Locate each line below that includes "Paste" and reproduce it.

==== Input rows ====

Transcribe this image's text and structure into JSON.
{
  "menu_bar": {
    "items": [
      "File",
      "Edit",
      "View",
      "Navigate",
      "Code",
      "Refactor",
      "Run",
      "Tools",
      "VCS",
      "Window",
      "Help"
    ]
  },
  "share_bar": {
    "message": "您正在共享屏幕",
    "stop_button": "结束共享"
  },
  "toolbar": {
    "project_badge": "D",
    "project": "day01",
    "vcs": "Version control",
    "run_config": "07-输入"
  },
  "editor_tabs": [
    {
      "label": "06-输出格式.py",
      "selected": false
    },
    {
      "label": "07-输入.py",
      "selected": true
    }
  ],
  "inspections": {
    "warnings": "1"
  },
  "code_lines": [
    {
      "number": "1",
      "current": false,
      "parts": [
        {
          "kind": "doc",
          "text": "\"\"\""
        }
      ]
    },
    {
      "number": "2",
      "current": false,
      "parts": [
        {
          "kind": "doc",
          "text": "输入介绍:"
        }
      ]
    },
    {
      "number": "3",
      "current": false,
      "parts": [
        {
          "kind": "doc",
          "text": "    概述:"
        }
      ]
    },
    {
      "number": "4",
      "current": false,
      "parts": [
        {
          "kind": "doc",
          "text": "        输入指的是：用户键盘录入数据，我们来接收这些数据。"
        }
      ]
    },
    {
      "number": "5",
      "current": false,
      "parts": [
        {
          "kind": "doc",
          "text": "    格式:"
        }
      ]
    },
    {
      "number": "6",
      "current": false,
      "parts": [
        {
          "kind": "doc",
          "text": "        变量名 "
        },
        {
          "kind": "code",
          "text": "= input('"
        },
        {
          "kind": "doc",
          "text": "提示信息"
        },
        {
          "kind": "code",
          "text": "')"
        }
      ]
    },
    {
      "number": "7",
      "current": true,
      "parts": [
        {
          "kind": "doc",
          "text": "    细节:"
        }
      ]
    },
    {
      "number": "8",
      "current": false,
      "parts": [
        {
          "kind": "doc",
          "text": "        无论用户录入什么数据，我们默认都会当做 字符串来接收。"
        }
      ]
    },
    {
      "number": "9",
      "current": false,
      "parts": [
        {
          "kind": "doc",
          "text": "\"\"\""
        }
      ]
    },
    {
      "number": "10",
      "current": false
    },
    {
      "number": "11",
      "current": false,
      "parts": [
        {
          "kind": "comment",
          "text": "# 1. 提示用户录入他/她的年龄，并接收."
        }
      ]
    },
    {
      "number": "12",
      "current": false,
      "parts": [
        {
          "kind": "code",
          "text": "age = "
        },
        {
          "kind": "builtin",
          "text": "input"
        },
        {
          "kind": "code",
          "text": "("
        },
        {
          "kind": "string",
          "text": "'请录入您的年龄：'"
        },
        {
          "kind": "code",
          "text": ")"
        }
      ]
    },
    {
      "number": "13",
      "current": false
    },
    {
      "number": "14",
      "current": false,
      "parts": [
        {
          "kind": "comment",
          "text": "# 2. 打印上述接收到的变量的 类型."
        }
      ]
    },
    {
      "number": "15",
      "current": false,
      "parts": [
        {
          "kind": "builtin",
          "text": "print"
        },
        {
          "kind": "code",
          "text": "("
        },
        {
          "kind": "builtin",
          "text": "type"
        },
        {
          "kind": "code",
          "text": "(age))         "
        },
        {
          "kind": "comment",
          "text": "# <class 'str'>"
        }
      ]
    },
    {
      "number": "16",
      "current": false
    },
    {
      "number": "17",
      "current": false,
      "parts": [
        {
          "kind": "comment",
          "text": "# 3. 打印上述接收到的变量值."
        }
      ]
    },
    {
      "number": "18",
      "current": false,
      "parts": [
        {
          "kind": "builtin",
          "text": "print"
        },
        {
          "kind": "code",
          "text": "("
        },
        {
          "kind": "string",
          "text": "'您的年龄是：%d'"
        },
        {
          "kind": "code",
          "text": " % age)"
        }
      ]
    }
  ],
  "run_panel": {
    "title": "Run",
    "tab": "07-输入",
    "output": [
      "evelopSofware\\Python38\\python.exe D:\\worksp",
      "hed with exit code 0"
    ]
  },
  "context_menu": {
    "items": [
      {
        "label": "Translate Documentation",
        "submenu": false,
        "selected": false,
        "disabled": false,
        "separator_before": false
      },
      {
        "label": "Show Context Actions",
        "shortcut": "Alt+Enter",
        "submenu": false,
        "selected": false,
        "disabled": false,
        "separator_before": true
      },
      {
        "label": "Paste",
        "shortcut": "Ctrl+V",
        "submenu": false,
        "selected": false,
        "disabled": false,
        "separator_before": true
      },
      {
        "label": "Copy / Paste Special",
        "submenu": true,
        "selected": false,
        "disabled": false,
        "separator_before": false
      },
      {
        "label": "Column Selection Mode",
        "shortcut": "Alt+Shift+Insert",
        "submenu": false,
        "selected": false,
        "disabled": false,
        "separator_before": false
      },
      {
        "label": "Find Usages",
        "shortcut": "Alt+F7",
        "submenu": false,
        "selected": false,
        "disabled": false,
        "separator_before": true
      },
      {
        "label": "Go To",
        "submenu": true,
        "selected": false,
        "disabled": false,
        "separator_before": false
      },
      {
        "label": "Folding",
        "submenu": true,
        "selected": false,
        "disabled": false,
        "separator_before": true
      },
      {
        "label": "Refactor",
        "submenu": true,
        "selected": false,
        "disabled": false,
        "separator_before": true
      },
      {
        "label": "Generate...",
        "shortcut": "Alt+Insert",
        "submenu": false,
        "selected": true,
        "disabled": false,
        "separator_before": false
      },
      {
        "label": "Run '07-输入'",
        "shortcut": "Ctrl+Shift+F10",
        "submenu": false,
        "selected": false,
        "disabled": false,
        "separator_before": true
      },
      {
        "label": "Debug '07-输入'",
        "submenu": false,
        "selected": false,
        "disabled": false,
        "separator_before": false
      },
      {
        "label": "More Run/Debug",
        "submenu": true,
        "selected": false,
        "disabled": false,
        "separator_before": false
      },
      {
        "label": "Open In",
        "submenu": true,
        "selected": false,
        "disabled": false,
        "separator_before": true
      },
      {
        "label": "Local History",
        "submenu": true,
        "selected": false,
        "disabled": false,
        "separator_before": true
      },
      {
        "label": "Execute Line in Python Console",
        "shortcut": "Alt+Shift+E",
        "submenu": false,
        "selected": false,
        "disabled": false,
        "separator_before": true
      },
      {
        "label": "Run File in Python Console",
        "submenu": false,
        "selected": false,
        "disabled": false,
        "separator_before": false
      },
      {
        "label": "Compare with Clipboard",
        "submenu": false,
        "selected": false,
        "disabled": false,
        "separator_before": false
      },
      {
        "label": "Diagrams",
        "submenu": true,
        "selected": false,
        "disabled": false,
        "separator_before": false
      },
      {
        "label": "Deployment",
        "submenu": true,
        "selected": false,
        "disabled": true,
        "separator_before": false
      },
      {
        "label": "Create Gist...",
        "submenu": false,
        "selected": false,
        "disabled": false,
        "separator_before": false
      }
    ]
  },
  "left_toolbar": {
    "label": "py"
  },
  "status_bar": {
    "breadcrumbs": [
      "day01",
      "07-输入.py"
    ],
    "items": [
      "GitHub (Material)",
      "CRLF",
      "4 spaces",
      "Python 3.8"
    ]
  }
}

====

◆ **Answer to this exercise**
        "label": "Paste",
        "label": "Copy / Paste Special",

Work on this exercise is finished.